TASK A
Transcribe the records below word for word, starting with their first line and going on through the line that contains "comment: ortizangelica339 48sem".

TEXT EXTRACT
Bauke Jan Douma October 30, 2013 6:55 PM

From the perspective of those in power there is no problem.

We are seeing the (rapid) decline of the use of the general purpose
programmable personal computer.

That will do.

Absinthe October 30, 2013 7:36 PM

According to some new revelations NSA broke into Google’s and Yahoo’s data centers.

If this is the case then Ed Snowden was not necessarily lying when he said that NSA has direct access to Google.

On another hand it also would mean that Google was not necessarily at fault.

Report: NSA broke into Yahoo, Google data centers


The National Security Agency has secretly broken into the main communications links that connect Yahoo and Google data centers around the world, the Washington Post reported Wednesday, citing documents obtained from former NSA contractor Edward Snowden.

A secret accounting dated Jan. 9, 2013, indicates that NSA sends millions of records every day from Yahoo and Google internal networks to data warehouses at the agency’s Fort Meade, Maryland, headquarters. In the last 30 days, field collectors had processed and sent back more than 180 million new records—ranging from “metadata,” which would indicate who sent or received emails and when, to content such as text, audio and video, the Post reported Wednesday on its website.

TASK B
Copy word for word the part of the NSA surveillance comments above, starting with "From the perspective" and going on through "programmable personal computer.".

RECORD EXCERPTS
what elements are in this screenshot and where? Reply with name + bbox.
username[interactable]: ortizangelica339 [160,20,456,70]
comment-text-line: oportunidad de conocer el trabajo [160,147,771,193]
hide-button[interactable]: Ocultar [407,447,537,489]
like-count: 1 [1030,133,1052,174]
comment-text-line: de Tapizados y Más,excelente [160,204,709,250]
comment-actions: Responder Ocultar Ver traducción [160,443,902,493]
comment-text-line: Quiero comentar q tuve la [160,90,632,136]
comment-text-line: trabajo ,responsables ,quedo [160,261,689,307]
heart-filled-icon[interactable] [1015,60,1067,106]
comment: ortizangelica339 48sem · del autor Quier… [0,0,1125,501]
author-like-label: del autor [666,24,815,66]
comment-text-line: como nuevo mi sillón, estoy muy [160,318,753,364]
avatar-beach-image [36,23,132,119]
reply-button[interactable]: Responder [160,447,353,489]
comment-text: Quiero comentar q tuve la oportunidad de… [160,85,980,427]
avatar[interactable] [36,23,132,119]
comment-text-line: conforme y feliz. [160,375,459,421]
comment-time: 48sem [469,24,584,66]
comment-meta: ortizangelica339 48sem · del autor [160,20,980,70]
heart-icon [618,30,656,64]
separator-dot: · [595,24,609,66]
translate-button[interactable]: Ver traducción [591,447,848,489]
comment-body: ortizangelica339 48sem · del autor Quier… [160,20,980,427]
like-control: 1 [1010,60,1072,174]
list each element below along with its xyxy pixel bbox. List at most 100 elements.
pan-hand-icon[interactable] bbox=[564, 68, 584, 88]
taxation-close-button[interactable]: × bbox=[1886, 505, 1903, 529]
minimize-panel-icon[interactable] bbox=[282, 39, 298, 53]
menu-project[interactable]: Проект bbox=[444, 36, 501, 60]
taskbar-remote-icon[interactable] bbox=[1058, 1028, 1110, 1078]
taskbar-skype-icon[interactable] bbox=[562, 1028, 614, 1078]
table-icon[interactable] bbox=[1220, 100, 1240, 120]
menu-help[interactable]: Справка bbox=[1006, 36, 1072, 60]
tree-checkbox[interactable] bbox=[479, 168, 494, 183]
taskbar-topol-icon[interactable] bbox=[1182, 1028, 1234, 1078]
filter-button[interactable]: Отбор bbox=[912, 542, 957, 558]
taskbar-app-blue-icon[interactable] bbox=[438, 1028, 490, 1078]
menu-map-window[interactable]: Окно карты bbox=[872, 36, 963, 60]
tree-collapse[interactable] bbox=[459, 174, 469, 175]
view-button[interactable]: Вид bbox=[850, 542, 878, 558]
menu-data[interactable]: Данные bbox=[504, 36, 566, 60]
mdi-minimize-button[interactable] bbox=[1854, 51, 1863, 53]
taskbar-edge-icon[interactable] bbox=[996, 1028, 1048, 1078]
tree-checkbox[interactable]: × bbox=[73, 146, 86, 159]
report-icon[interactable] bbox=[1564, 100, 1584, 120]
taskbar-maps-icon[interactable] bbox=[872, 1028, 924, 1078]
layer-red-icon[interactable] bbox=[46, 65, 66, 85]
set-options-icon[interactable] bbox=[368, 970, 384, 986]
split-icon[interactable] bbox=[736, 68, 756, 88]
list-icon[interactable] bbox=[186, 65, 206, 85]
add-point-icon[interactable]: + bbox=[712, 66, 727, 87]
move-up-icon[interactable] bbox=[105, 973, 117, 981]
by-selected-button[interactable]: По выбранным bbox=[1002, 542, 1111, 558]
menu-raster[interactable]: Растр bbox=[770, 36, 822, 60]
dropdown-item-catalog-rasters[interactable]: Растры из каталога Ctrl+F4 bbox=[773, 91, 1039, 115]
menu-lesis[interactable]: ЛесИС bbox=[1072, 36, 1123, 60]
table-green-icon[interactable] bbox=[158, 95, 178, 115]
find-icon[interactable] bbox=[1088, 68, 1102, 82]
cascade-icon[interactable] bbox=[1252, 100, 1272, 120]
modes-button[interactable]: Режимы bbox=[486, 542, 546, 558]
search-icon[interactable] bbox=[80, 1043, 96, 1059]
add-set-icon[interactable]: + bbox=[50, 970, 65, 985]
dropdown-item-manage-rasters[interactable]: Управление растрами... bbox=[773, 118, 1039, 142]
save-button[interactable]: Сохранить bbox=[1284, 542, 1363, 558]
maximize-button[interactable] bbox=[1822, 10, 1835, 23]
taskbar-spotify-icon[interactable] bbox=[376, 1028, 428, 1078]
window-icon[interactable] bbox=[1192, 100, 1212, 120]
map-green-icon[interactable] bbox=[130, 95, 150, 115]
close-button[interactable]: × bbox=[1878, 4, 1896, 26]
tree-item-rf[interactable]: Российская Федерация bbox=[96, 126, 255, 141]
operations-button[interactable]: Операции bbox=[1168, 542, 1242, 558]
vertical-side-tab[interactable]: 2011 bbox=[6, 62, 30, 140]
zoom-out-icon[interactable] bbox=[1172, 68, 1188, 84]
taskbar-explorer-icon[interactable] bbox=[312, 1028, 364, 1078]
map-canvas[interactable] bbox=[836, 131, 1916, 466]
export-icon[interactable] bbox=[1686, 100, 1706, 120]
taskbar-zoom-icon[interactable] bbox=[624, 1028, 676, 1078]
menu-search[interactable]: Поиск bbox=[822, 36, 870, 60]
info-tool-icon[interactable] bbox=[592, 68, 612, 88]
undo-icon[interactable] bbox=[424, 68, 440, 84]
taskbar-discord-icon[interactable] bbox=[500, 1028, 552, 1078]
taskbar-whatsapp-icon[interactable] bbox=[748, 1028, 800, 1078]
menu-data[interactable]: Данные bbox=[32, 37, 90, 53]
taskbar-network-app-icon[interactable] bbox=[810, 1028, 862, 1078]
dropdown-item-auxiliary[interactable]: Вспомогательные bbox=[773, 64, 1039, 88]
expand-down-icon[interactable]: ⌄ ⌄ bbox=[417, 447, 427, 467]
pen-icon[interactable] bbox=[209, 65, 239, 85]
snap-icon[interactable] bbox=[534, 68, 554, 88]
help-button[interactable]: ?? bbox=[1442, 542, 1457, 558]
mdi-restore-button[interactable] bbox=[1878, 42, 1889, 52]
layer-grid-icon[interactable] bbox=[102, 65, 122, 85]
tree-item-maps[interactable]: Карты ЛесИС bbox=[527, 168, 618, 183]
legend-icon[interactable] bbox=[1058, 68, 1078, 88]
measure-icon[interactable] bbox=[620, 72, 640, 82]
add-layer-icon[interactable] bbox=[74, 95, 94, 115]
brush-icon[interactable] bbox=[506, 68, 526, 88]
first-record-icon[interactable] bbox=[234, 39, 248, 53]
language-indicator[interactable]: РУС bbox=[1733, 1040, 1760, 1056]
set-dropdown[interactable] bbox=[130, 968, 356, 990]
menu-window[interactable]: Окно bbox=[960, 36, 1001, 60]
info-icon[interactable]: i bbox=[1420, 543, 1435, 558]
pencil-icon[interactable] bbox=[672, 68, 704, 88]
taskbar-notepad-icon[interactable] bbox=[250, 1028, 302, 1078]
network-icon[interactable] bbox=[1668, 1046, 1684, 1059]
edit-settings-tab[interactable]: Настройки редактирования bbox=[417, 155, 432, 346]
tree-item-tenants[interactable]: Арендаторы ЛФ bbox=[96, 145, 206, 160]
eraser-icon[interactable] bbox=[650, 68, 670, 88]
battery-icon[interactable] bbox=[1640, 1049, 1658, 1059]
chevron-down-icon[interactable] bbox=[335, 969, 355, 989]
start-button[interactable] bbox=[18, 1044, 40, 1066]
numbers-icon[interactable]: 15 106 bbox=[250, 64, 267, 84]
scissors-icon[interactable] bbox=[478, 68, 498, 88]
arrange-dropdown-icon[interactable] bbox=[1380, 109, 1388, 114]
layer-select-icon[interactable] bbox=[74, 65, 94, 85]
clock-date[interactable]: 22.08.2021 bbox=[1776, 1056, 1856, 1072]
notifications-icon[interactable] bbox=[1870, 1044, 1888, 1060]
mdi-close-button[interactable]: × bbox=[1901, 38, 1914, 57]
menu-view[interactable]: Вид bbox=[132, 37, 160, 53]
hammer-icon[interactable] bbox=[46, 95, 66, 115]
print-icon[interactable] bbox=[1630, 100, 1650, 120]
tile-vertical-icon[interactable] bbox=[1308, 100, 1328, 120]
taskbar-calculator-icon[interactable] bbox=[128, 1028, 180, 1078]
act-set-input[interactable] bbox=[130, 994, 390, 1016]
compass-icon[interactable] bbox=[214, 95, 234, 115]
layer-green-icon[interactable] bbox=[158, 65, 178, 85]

EXPECTED ANSWER A
what elements are in this screenshot and where? Reply with name + bbox.
username[interactable]: ortizangelica339 [160,20,456,70]
comment-text-line: oportunidad de conocer el trabajo [160,147,771,193]
hide-button[interactable]: Ocultar [407,447,537,489]
like-count: 1 [1030,133,1052,174]
comment-text-line: de Tapizados y Más,excelente [160,204,709,250]
comment-actions: Responder Ocultar Ver traducción [160,443,902,493]
comment-text-line: Quiero comentar q tuve la [160,90,632,136]
comment-text-line: trabajo ,responsables ,quedo [160,261,689,307]
heart-filled-icon[interactable] [1015,60,1067,106]
comment: ortizangelica339 48sem · del autor Quier… [0,0,1125,501]

EXPECTED ANSWER B
From the perspective of those in power there is no problem.

We are seeing the (rapid) decline of the use of the general purpose
programmable personal computer.